Make an exact copy of all the data, pictures excluded.
○ ○ ○ ○
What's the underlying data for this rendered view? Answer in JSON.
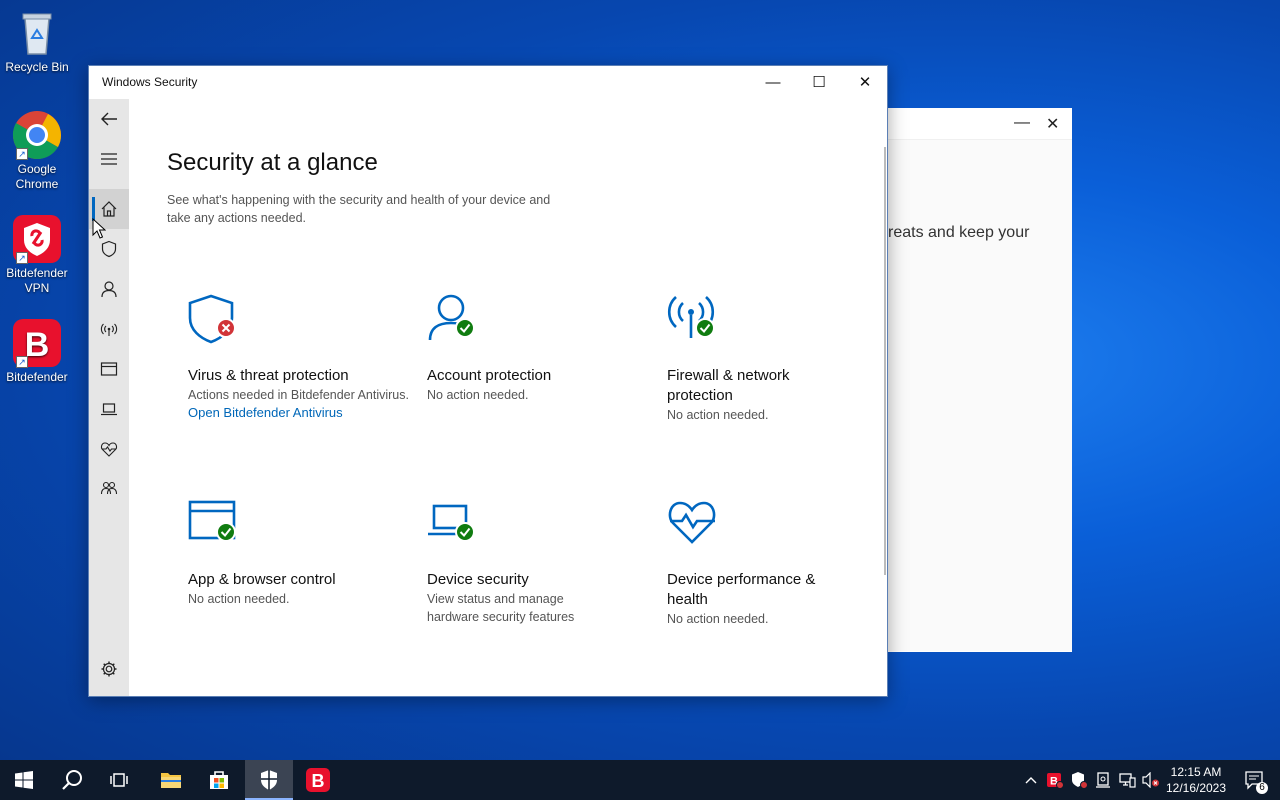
{
  "desktop": {
    "icons": [
      {
        "label": "Recycle Bin"
      },
      {
        "label": "Google Chrome"
      },
      {
        "label": "Bitdefender VPN"
      },
      {
        "label": "Bitdefender"
      }
    ]
  },
  "background_window": {
    "partial_text": "reats and keep your",
    "minimize_glyph": "—",
    "close_glyph": "✕"
  },
  "window": {
    "title": "Windows Security",
    "minimize_glyph": "—",
    "maximize_glyph": "☐",
    "close_glyph": "✕"
  },
  "sidebar": {
    "items": [
      {
        "icon": "back-arrow-icon"
      },
      {
        "icon": "hamburger-menu-icon"
      },
      {
        "icon": "home-icon",
        "active": true
      },
      {
        "icon": "shield-icon"
      },
      {
        "icon": "person-icon"
      },
      {
        "icon": "wifi-antenna-icon"
      },
      {
        "icon": "browser-window-icon"
      },
      {
        "icon": "laptop-icon"
      },
      {
        "icon": "heart-pulse-icon"
      },
      {
        "icon": "family-icon"
      },
      {
        "icon": "gear-icon"
      }
    ]
  },
  "main": {
    "heading": "Security at a glance",
    "subtitle": "See what's happening with the security and health of your device and take any actions needed.",
    "cards": [
      {
        "title": "Virus & threat protection",
        "desc": "Actions needed in Bitdefender Antivirus.",
        "link": "Open Bitdefender Antivirus",
        "icon": "shield-icon",
        "status": "error"
      },
      {
        "title": "Account protection",
        "desc": "No action needed.",
        "icon": "person-icon",
        "status": "ok"
      },
      {
        "title": "Firewall & network protection",
        "desc": "No action needed.",
        "icon": "wifi-antenna-icon",
        "status": "ok"
      },
      {
        "title": "App & browser control",
        "desc": "No action needed.",
        "icon": "browser-window-icon",
        "status": "ok"
      },
      {
        "title": "Device security",
        "desc": "View status and manage hardware security features",
        "icon": "laptop-icon",
        "status": "ok"
      },
      {
        "title": "Device performance & health",
        "desc": "No action needed.",
        "icon": "heart-pulse-icon",
        "status": "none"
      }
    ]
  },
  "taskbar": {
    "clock_time": "12:15 AM",
    "clock_date": "12/16/2023",
    "notification_count": "6"
  },
  "colors": {
    "accent_blue": "#0067c0",
    "ok_green": "#107c10",
    "error_red": "#d13438",
    "bitdefender_red": "#e8112d"
  }
}
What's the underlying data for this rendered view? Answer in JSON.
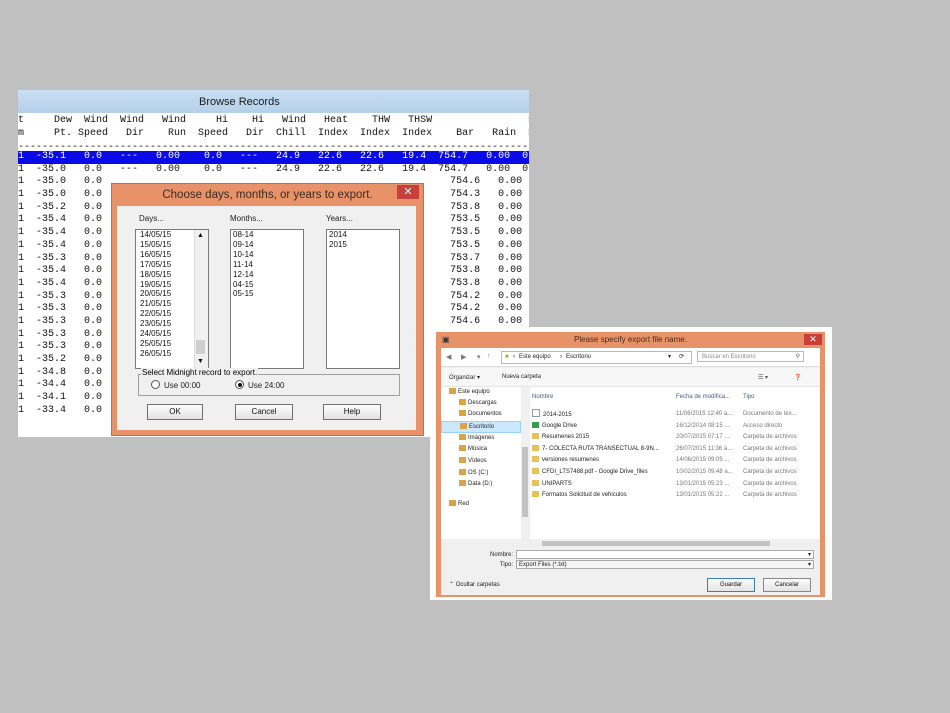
{
  "browse": {
    "title": "Browse Records",
    "header_line1": "t     Dew  Wind  Wind   Wind     Hi    Hi   Wind   Heat    THW   THSW                Ra",
    "header_line2": "m     Pt. Speed   Dir    Run  Speed   Dir  Chill  Index  Index  Index    Bar   Rain  Ra",
    "separator": "----------------------------------------------------------------------------------------",
    "rows": [
      "1  -35.1   0.0   ---   0.00    0.0   ---   24.9   22.6   22.6   19.4  754.7   0.00  0.",
      "1  -35.0   0.0   ---   0.00    0.0   ---   24.9   22.6   22.6   19.4  754.7   0.00  0.",
      "1  -35.0   0.0                                                          754.6   0.00  0.",
      "1  -35.0   0.0                                                          754.3   0.00  0.",
      "1  -35.2   0.0                                                          753.8   0.00  0.",
      "1  -35.4   0.0                                                          753.5   0.00  0.",
      "1  -35.4   0.0                                                          753.5   0.00  0.",
      "1  -35.4   0.0                                                          753.5   0.00  0.",
      "1  -35.3   0.0                                                          753.7   0.00  0.",
      "1  -35.4   0.0                                                          753.8   0.00  0.",
      "1  -35.4   0.0                                                          753.8   0.00  0.",
      "1  -35.3   0.0                                                          754.2   0.00  0.",
      "1  -35.3   0.0                                                          754.2   0.00  0.",
      "1  -35.3   0.0                                                          754.6   0.00  0.",
      "1  -35.3   0.0",
      "1  -35.3   0.0",
      "1  -35.2   0.0",
      "1  -34.8   0.0",
      "1  -34.4   0.0",
      "1  -34.1   0.0",
      "1  -33.4   0.0"
    ],
    "selected_row": 0
  },
  "choose_dialog": {
    "title": "Choose days, months, or years to export.",
    "close": "✕",
    "days_label": "Days...",
    "months_label": "Months...",
    "years_label": "Years...",
    "days": [
      "14/05/15",
      "15/05/15",
      "16/05/15",
      "17/05/15",
      "18/05/15",
      "19/05/15",
      "20/05/15",
      "21/05/15",
      "22/05/15",
      "23/05/15",
      "24/05/15",
      "25/05/15",
      "26/05/15"
    ],
    "months": [
      "08-14",
      "09-14",
      "10-14",
      "11-14",
      "12-14",
      "04-15",
      "05-15"
    ],
    "years": [
      "2014",
      "2015"
    ],
    "midnight_label": "Select Midnight record to export.",
    "use_0000": "Use 00:00",
    "use_2400": "Use 24:00",
    "selected_midnight": "24:00",
    "ok": "OK",
    "cancel": "Cancel",
    "help": "Help"
  },
  "export_dialog": {
    "title": "Please specify export file name.",
    "close": "✕",
    "path": [
      "Este equipo",
      "Escritorio"
    ],
    "search_placeholder": "Buscar en Escritorio",
    "organize": "Organizar ▾",
    "new_folder": "Nueva carpeta",
    "tree": [
      {
        "label": "Este equipo",
        "indent": 0
      },
      {
        "label": "Descargas",
        "indent": 1
      },
      {
        "label": "Documentos",
        "indent": 1
      },
      {
        "label": "Escritorio",
        "indent": 1,
        "selected": true
      },
      {
        "label": "Imágenes",
        "indent": 1
      },
      {
        "label": "Música",
        "indent": 1
      },
      {
        "label": "Vídeos",
        "indent": 1
      },
      {
        "label": "OS (C:)",
        "indent": 1
      },
      {
        "label": "Data (D:)",
        "indent": 1
      },
      {
        "label": "Red",
        "indent": 0
      }
    ],
    "columns": {
      "name": "Nombre",
      "date": "Fecha de modifica...",
      "type": "Tipo"
    },
    "files": [
      {
        "name": "2014-2015",
        "date": "11/06/2015 12:40 a...",
        "type": "Documento de tex...",
        "icon": "doc"
      },
      {
        "name": "Google Drive",
        "date": "16/12/2014 08:15 ...",
        "type": "Acceso directo",
        "icon": "drive"
      },
      {
        "name": "Resumenes 2015",
        "date": "20/07/2015 07:17 ...",
        "type": "Carpeta de archivos",
        "icon": "folder"
      },
      {
        "name": "7- COLECTA RUTA TRANSECTUAL  8-9N...",
        "date": "26/07/2015 11:36 a...",
        "type": "Carpeta de archivos",
        "icon": "folder"
      },
      {
        "name": "versiones resumenes",
        "date": "14/06/2015 09:05 ...",
        "type": "Carpeta de archivos",
        "icon": "folder"
      },
      {
        "name": "CFDI_LTS7488.pdf - Google Drive_files",
        "date": "10/02/2015 09:48 a...",
        "type": "Carpeta de archivos",
        "icon": "folder"
      },
      {
        "name": "UNIPARTS",
        "date": "13/01/2015 05:23 ...",
        "type": "Carpeta de archivos",
        "icon": "folder"
      },
      {
        "name": "Formatos Solicitud de vehiculos",
        "date": "13/01/2015 05:22 ...",
        "type": "Carpeta de archivos",
        "icon": "folder"
      }
    ],
    "filename_label": "Nombre:",
    "filename_value": "",
    "filetype_label": "Tipo:",
    "filetype_value": "Export Files (*.txt)",
    "hide_folders": "Ocultar carpetas",
    "save": "Guardar",
    "cancel": "Cancelar"
  }
}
○ ○ ○ ○
◆ WORKED SOLUTION
What's the underlying data for this rendered view? Answer in JSON.
{
  "desktop": {
    "icons": [
      {
        "label": "Recycle Bin"
      },
      {
        "label": "Google Chrome"
      },
      {
        "label": "Bitdefender VPN"
      },
      {
        "label": "Bitdefender"
      }
    ]
  },
  "background_window": {
    "partial_text": "reats and keep your",
    "minimize_glyph": "—",
    "close_glyph": "✕"
  },
  "window": {
    "title": "Windows Security",
    "minimize_glyph": "—",
    "maximize_glyph": "☐",
    "close_glyph": "✕"
  },
  "sidebar": {
    "items": [
      {
        "icon": "back-arrow-icon"
      },
      {
        "icon": "hamburger-menu-icon"
      },
      {
        "icon": "home-icon",
        "active": true
      },
      {
        "icon": "shield-icon"
      },
      {
        "icon": "person-icon"
      },
      {
        "icon": "wifi-antenna-icon"
      },
      {
        "icon": "browser-window-icon"
      },
      {
        "icon": "laptop-icon"
      },
      {
        "icon": "heart-pulse-icon"
      },
      {
        "icon": "family-icon"
      },
      {
        "icon": "gear-icon"
      }
    ]
  },
  "main": {
    "heading": "Security at a glance",
    "subtitle": "See what's happening with the security and health of your device and take any actions needed.",
    "cards": [
      {
        "title": "Virus & threat protection",
        "desc": "Actions needed in Bitdefender Antivirus.",
        "link": "Open Bitdefender Antivirus",
        "icon": "shield-icon",
        "status": "error"
      },
      {
        "title": "Account protection",
        "desc": "No action needed.",
        "icon": "person-icon",
        "status": "ok"
      },
      {
        "title": "Firewall & network protection",
        "desc": "No action needed.",
        "icon": "wifi-antenna-icon",
        "status": "ok"
      },
      {
        "title": "App & browser control",
        "desc": "No action needed.",
        "icon": "browser-window-icon",
        "status": "ok"
      },
      {
        "title": "Device security",
        "desc": "View status and manage hardware security features",
        "icon": "laptop-icon",
        "status": "ok"
      },
      {
        "title": "Device performance & health",
        "desc": "No action needed.",
        "icon": "heart-pulse-icon",
        "status": "none"
      }
    ]
  },
  "taskbar": {
    "clock_time": "12:15 AM",
    "clock_date": "12/16/2023",
    "notification_count": "6"
  },
  "colors": {
    "accent_blue": "#0067c0",
    "ok_green": "#107c10",
    "error_red": "#d13438",
    "bitdefender_red": "#e8112d"
  }
}
What's the underlying data for this rendered view? Answer in JSON.
{
  "browse": {
    "title": "Browse Records",
    "header_line1": "t     Dew  Wind  Wind   Wind     Hi    Hi   Wind   Heat    THW   THSW                Ra",
    "header_line2": "m     Pt. Speed   Dir    Run  Speed   Dir  Chill  Index  Index  Index    Bar   Rain  Ra",
    "separator": "----------------------------------------------------------------------------------------",
    "rows": [
      "1  -35.1   0.0   ---   0.00    0.0   ---   24.9   22.6   22.6   19.4  754.7   0.00  0.",
      "1  -35.0   0.0   ---   0.00    0.0   ---   24.9   22.6   22.6   19.4  754.7   0.00  0.",
      "1  -35.0   0.0                                                          754.6   0.00  0.",
      "1  -35.0   0.0                                                          754.3   0.00  0.",
      "1  -35.2   0.0                                                          753.8   0.00  0.",
      "1  -35.4   0.0                                                          753.5   0.00  0.",
      "1  -35.4   0.0                                                          753.5   0.00  0.",
      "1  -35.4   0.0                                                          753.5   0.00  0.",
      "1  -35.3   0.0                                                          753.7   0.00  0.",
      "1  -35.4   0.0                                                          753.8   0.00  0.",
      "1  -35.4   0.0                                                          753.8   0.00  0.",
      "1  -35.3   0.0                                                          754.2   0.00  0.",
      "1  -35.3   0.0                                                          754.2   0.00  0.",
      "1  -35.3   0.0                                                          754.6   0.00  0.",
      "1  -35.3   0.0",
      "1  -35.3   0.0",
      "1  -35.2   0.0",
      "1  -34.8   0.0",
      "1  -34.4   0.0",
      "1  -34.1   0.0",
      "1  -33.4   0.0"
    ],
    "selected_row": 0
  },
  "choose_dialog": {
    "title": "Choose days, months, or years to export.",
    "close": "✕",
    "days_label": "Days...",
    "months_label": "Months...",
    "years_label": "Years...",
    "days": [
      "14/05/15",
      "15/05/15",
      "16/05/15",
      "17/05/15",
      "18/05/15",
      "19/05/15",
      "20/05/15",
      "21/05/15",
      "22/05/15",
      "23/05/15",
      "24/05/15",
      "25/05/15",
      "26/05/15"
    ],
    "months": [
      "08-14",
      "09-14",
      "10-14",
      "11-14",
      "12-14",
      "04-15",
      "05-15"
    ],
    "years": [
      "2014",
      "2015"
    ],
    "midnight_label": "Select Midnight record to export.",
    "use_0000": "Use 00:00",
    "use_2400": "Use 24:00",
    "selected_midnight": "24:00",
    "ok": "OK",
    "cancel": "Cancel",
    "help": "Help"
  },
  "export_dialog": {
    "title": "Please specify export file name.",
    "close": "✕",
    "path": [
      "Este equipo",
      "Escritorio"
    ],
    "search_placeholder": "Buscar en Escritorio",
    "organize": "Organizar ▾",
    "new_folder": "Nueva carpeta",
    "tree": [
      {
        "label": "Este equipo",
        "indent": 0
      },
      {
        "label": "Descargas",
        "indent": 1
      },
      {
        "label": "Documentos",
        "indent": 1
      },
      {
        "label": "Escritorio",
        "indent": 1,
        "selected": true
      },
      {
        "label": "Imágenes",
        "indent": 1
      },
      {
        "label": "Música",
        "indent": 1
      },
      {
        "label": "Vídeos",
        "indent": 1
      },
      {
        "label": "OS (C:)",
        "indent": 1
      },
      {
        "label": "Data (D:)",
        "indent": 1
      },
      {
        "label": "Red",
        "indent": 0
      }
    ],
    "columns": {
      "name": "Nombre",
      "date": "Fecha de modifica...",
      "type": "Tipo"
    },
    "files": [
      {
        "name": "2014-2015",
        "date": "11/06/2015 12:40 a...",
        "type": "Documento de tex...",
        "icon": "doc"
      },
      {
        "name": "Google Drive",
        "date": "16/12/2014 08:15 ...",
        "type": "Acceso directo",
        "icon": "drive"
      },
      {
        "name": "Resumenes 2015",
        "date": "20/07/2015 07:17 ...",
        "type": "Carpeta de archivos",
        "icon": "folder"
      },
      {
        "name": "7- COLECTA RUTA TRANSECTUAL  8-9N...",
        "date": "26/07/2015 11:36 a...",
        "type": "Carpeta de archivos",
        "icon": "folder"
      },
      {
        "name": "versiones resumenes",
        "date": "14/06/2015 09:05 ...",
        "type": "Carpeta de archivos",
        "icon": "folder"
      },
      {
        "name": "CFDI_LTS7488.pdf - Google Drive_files",
        "date": "10/02/2015 09:48 a...",
        "type": "Carpeta de archivos",
        "icon": "folder"
      },
      {
        "name": "UNIPARTS",
        "date": "13/01/2015 05:23 ...",
        "type": "Carpeta de archivos",
        "icon": "folder"
      },
      {
        "name": "Formatos Solicitud de vehiculos",
        "date": "13/01/2015 05:22 ...",
        "type": "Carpeta de archivos",
        "icon": "folder"
      }
    ],
    "filename_label": "Nombre:",
    "filename_value": "",
    "filetype_label": "Tipo:",
    "filetype_value": "Export Files (*.txt)",
    "hide_folders": "Ocultar carpetas",
    "save": "Guardar",
    "cancel": "Cancelar"
  }
}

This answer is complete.